### What is being asked
All records are to be retyped faithfully and completely.

▽

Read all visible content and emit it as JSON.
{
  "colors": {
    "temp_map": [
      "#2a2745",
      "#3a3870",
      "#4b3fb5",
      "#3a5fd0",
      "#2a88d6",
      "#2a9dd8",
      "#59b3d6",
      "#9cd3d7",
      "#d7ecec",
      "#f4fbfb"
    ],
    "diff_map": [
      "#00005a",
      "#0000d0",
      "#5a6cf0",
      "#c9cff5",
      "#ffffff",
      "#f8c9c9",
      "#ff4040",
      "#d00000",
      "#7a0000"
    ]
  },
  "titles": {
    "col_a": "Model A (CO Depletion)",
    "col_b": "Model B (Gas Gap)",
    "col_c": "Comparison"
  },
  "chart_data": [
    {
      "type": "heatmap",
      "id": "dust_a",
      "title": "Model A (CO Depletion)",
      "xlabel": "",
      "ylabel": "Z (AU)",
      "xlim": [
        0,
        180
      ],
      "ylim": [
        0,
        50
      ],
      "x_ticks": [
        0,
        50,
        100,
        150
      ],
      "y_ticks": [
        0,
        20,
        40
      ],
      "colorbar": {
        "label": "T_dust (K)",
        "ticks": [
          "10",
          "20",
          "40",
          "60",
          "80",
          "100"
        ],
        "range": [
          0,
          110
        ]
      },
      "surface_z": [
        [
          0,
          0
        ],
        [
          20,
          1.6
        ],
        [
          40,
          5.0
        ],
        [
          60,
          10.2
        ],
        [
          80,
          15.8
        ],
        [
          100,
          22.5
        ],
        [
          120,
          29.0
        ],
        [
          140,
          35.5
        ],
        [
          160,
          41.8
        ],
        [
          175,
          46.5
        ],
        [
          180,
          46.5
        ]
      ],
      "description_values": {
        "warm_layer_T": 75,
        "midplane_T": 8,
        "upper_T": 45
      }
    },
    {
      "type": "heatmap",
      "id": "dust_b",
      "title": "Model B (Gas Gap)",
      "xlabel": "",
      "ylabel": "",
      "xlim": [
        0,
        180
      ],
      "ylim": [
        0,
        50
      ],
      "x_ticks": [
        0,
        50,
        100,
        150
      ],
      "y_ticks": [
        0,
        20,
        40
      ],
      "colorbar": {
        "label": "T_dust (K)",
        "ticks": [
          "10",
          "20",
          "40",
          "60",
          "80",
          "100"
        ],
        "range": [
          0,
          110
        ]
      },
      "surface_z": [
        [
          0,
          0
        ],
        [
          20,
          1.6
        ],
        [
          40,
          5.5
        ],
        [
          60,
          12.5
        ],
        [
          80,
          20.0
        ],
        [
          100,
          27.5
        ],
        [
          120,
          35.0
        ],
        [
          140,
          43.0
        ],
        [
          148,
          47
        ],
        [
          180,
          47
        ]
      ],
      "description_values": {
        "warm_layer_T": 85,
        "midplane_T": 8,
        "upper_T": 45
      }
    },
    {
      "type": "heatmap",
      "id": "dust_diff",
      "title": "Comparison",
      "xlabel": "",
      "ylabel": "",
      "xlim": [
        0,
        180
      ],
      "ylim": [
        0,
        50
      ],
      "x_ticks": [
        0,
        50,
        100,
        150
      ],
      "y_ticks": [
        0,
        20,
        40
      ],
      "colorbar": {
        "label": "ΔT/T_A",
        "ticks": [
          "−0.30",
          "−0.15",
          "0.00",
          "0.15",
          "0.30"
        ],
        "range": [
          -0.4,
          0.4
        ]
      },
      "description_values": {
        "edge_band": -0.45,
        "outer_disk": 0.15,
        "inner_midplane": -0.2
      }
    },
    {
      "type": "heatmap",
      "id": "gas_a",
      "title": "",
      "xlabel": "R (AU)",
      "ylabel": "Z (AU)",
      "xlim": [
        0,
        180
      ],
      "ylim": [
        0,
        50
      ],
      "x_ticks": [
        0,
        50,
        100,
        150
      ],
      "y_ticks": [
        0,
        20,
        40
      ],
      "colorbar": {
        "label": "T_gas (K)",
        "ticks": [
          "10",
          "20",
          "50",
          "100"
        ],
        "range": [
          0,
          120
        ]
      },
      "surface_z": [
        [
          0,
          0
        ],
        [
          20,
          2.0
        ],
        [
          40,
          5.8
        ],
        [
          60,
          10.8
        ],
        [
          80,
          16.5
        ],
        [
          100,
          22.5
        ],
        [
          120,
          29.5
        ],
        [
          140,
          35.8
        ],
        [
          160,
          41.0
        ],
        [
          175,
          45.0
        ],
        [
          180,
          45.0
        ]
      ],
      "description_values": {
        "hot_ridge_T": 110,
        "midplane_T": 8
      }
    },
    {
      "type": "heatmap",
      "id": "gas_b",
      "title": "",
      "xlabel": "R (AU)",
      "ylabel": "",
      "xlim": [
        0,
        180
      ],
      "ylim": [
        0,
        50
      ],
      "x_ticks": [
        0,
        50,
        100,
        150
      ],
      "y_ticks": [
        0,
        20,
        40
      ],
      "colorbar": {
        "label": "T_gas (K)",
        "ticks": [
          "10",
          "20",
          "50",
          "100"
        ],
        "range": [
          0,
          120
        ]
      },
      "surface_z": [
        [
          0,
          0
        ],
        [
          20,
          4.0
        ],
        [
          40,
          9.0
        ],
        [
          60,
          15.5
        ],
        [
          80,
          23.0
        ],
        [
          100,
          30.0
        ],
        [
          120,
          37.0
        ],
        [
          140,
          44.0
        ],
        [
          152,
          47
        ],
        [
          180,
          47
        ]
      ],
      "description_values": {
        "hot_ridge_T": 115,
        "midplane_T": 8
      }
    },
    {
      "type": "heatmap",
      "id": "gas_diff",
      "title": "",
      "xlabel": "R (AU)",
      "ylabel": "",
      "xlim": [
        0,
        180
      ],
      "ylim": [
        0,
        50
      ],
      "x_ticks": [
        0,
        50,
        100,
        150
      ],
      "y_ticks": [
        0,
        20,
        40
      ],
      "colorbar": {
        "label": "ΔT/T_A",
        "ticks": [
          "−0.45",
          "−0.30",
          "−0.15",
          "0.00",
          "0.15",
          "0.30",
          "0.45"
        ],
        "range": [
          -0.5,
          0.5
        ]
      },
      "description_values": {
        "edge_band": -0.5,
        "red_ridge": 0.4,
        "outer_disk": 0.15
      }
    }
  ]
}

△

### The output
Read all visible content and emit it as JSON.
{
  "colors": {
    "temp_map": [
      "#2a2745",
      "#3a3870",
      "#4b3fb5",
      "#3a5fd0",
      "#2a88d6",
      "#2a9dd8",
      "#59b3d6",
      "#9cd3d7",
      "#d7ecec",
      "#f4fbfb"
    ],
    "diff_map": [
      "#00005a",
      "#0000d0",
      "#5a6cf0",
      "#c9cff5",
      "#ffffff",
      "#f8c9c9",
      "#ff4040",
      "#d00000",
      "#7a0000"
    ]
  },
  "titles": {
    "col_a": "Model A (CO Depletion)",
    "col_b": "Model B (Gas Gap)",
    "col_c": "Comparison"
  },
  "chart_data": [
    {
      "type": "heatmap",
      "id": "dust_a",
      "title": "Model A (CO Depletion)",
      "xlabel": "",
      "ylabel": "Z (AU)",
      "xlim": [
        0,
        180
      ],
      "ylim": [
        0,
        50
      ],
      "x_ticks": [
        0,
        50,
        100,
        150
      ],
      "y_ticks": [
        0,
        20,
        40
      ],
      "colorbar": {
        "label": "T_dust (K)",
        "ticks": [
          "10",
          "20",
          "40",
          "60",
          "80",
          "100"
        ],
        "range": [
          0,
          110
        ]
      },
      "surface_z": [
        [
          0,
          0
        ],
        [
          20,
          1.6
        ],
        [
          40,
          5.0
        ],
        [
          60,
          10.2
        ],
        [
          80,
          15.8
        ],
        [
          100,
          22.5
        ],
        [
          120,
          29.0
        ],
        [
          140,
          35.5
        ],
        [
          160,
          41.8
        ],
        [
          175,
          46.5
        ],
        [
          180,
          46.5
        ]
      ],
      "description_values": {
        "warm_layer_T": 75,
        "midplane_T": 8,
        "upper_T": 45
      }
    },
    {
      "type": "heatmap",
      "id": "dust_b",
      "title": "Model B (Gas Gap)",
      "xlabel": "",
      "ylabel": "",
      "xlim": [
        0,
        180
      ],
      "ylim": [
        0,
        50
      ],
      "x_ticks": [
        0,
        50,
        100,
        150
      ],
      "y_ticks": [
        0,
        20,
        40
      ],
      "colorbar": {
        "label": "T_dust (K)",
        "ticks": [
          "10",
          "20",
          "40",
          "60",
          "80",
          "100"
        ],
        "range": [
          0,
          110
        ]
      },
      "surface_z": [
        [
          0,
          0
        ],
        [
          20,
          1.6
        ],
        [
          40,
          5.5
        ],
        [
          60,
          12.5
        ],
        [
          80,
          20.0
        ],
        [
          100,
          27.5
        ],
        [
          120,
          35.0
        ],
        [
          140,
          43.0
        ],
        [
          148,
          47
        ],
        [
          180,
          47
        ]
      ],
      "description_values": {
        "warm_layer_T": 85,
        "midplane_T": 8,
        "upper_T": 45
      }
    },
    {
      "type": "heatmap",
      "id": "dust_diff",
      "title": "Comparison",
      "xlabel": "",
      "ylabel": "",
      "xlim": [
        0,
        180
      ],
      "ylim": [
        0,
        50
      ],
      "x_ticks": [
        0,
        50,
        100,
        150
      ],
      "y_ticks": [
        0,
        20,
        40
      ],
      "colorbar": {
        "label": "ΔT/T_A",
        "ticks": [
          "−0.30",
          "−0.15",
          "0.00",
          "0.15",
          "0.30"
        ],
        "range": [
          -0.4,
          0.4
        ]
      },
      "description_values": {
        "edge_band": -0.45,
        "outer_disk": 0.15,
        "inner_midplane": -0.2
      }
    },
    {
      "type": "heatmap",
      "id": "gas_a",
      "title": "",
      "xlabel": "R (AU)",
      "ylabel": "Z (AU)",
      "xlim": [
        0,
        180
      ],
      "ylim": [
        0,
        50
      ],
      "x_ticks": [
        0,
        50,
        100,
        150
      ],
      "y_ticks": [
        0,
        20,
        40
      ],
      "colorbar": {
        "label": "T_gas (K)",
        "ticks": [
          "10",
          "20",
          "50",
          "100"
        ],
        "range": [
          0,
          120
        ]
      },
      "surface_z": [
        [
          0,
          0
        ],
        [
          20,
          2.0
        ],
        [
          40,
          5.8
        ],
        [
          60,
          10.8
        ],
        [
          80,
          16.5
        ],
        [
          100,
          22.5
        ],
        [
          120,
          29.5
        ],
        [
          140,
          35.8
        ],
        [
          160,
          41.0
        ],
        [
          175,
          45.0
        ],
        [
          180,
          45.0
        ]
      ],
      "description_values": {
        "hot_ridge_T": 110,
        "midplane_T": 8
      }
    },
    {
      "type": "heatmap",
      "id": "gas_b",
      "title": "",
      "xlabel": "R (AU)",
      "ylabel": "",
      "xlim": [
        0,
        180
      ],
      "ylim": [
        0,
        50
      ],
      "x_ticks": [
        0,
        50,
        100,
        150
      ],
      "y_ticks": [
        0,
        20,
        40
      ],
      "colorbar": {
        "label": "T_gas (K)",
        "ticks": [
          "10",
          "20",
          "50",
          "100"
        ],
        "range": [
          0,
          120
        ]
      },
      "surface_z": [
        [
          0,
          0
        ],
        [
          20,
          4.0
        ],
        [
          40,
          9.0
        ],
        [
          60,
          15.5
        ],
        [
          80,
          23.0
        ],
        [
          100,
          30.0
        ],
        [
          120,
          37.0
        ],
        [
          140,
          44.0
        ],
        [
          152,
          47
        ],
        [
          180,
          47
        ]
      ],
      "description_values": {
        "hot_ridge_T": 115,
        "midplane_T": 8
      }
    },
    {
      "type": "heatmap",
      "id": "gas_diff",
      "title": "",
      "xlabel": "R (AU)",
      "ylabel": "",
      "xlim": [
        0,
        180
      ],
      "ylim": [
        0,
        50
      ],
      "x_ticks": [
        0,
        50,
        100,
        150
      ],
      "y_ticks": [
        0,
        20,
        40
      ],
      "colorbar": {
        "label": "ΔT/T_A",
        "ticks": [
          "−0.45",
          "−0.30",
          "−0.15",
          "0.00",
          "0.15",
          "0.30",
          "0.45"
        ],
        "range": [
          -0.5,
          0.5
        ]
      },
      "description_values": {
        "edge_band": -0.5,
        "red_ridge": 0.4,
        "outer_disk": 0.15
      }
    }
  ]
}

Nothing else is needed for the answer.